**Exercise brief:** Copy all the material below, exactly as it stands.

[Stored records]

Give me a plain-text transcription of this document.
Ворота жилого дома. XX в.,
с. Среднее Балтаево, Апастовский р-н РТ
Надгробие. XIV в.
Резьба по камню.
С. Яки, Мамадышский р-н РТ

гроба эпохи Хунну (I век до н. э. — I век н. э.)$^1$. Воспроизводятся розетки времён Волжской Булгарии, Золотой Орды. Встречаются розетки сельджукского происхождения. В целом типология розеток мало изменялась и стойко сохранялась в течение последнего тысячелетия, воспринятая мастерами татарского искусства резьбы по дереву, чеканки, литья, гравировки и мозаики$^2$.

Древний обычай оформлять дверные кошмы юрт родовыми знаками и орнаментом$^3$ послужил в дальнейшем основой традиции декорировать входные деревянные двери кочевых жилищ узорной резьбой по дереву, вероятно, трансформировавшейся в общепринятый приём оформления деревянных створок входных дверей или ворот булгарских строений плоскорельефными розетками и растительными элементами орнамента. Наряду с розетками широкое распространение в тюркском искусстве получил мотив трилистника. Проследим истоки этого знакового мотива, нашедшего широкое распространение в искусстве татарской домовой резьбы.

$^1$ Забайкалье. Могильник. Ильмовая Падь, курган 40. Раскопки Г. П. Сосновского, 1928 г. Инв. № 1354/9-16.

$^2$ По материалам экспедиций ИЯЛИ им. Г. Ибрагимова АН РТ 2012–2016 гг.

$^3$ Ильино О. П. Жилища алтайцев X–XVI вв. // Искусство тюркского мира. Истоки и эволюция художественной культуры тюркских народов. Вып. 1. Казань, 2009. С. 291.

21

**Result for this task:**
Give me a plain-text transcription of this document.
Ворота жилого дома. XX в.,
с. Среднее Балтаево, Апастовский р-н РТ
Надгробие. XIV в.
Резьба по камню.
С. Яки, Мамадышский р-н РТ

гроба эпохи Хунну (I век до н. э. — I век н. э.)$^1$. Воспроизводятся розетки времён Волжской Булгарии, Золотой Орды. Встречаются розетки сельджукского происхождения. В целом типология розеток мало изменялась и стойко сохранялась в течение последнего тысячелетия, воспринятая мастерами татарского искусства резьбы по дереву, чеканки, литья, гравировки и мозаики$^2$.

Древний обычай оформлять дверные кошмы юрт родовыми знаками и орнаментом$^3$ послужил в дальнейшем основой традиции декорировать входные деревянные двери кочевых жилищ узорной резьбой по дереву, вероятно, трансформировавшейся в общепринятый приём оформления деревянных створок входных дверей или ворот булгарских строений плоскорельефными розетками и растительными элементами орнамента. Наряду с розетками широкое распространение в тюркском искусстве получил мотив трилистника. Проследим истоки этого знакового мотива, нашедшего широкое распространение в искусстве татарской домовой резьбы.

$^1$ Забайкалье. Могильник. Ильмовая Падь, курган 40. Раскопки Г. П. Сосновского, 1928 г. Инв. № 1354/9-16.

$^2$ По материалам экспедиций ИЯЛИ им. Г. Ибрагимова АН РТ 2012–2016 гг.

$^3$ Ильино О. П. Жилища алтайцев X–XVI вв. // Искусство тюркского мира. Истоки и эволюция художественной культуры тюркских народов. Вып. 1. Казань, 2009. С. 291.

21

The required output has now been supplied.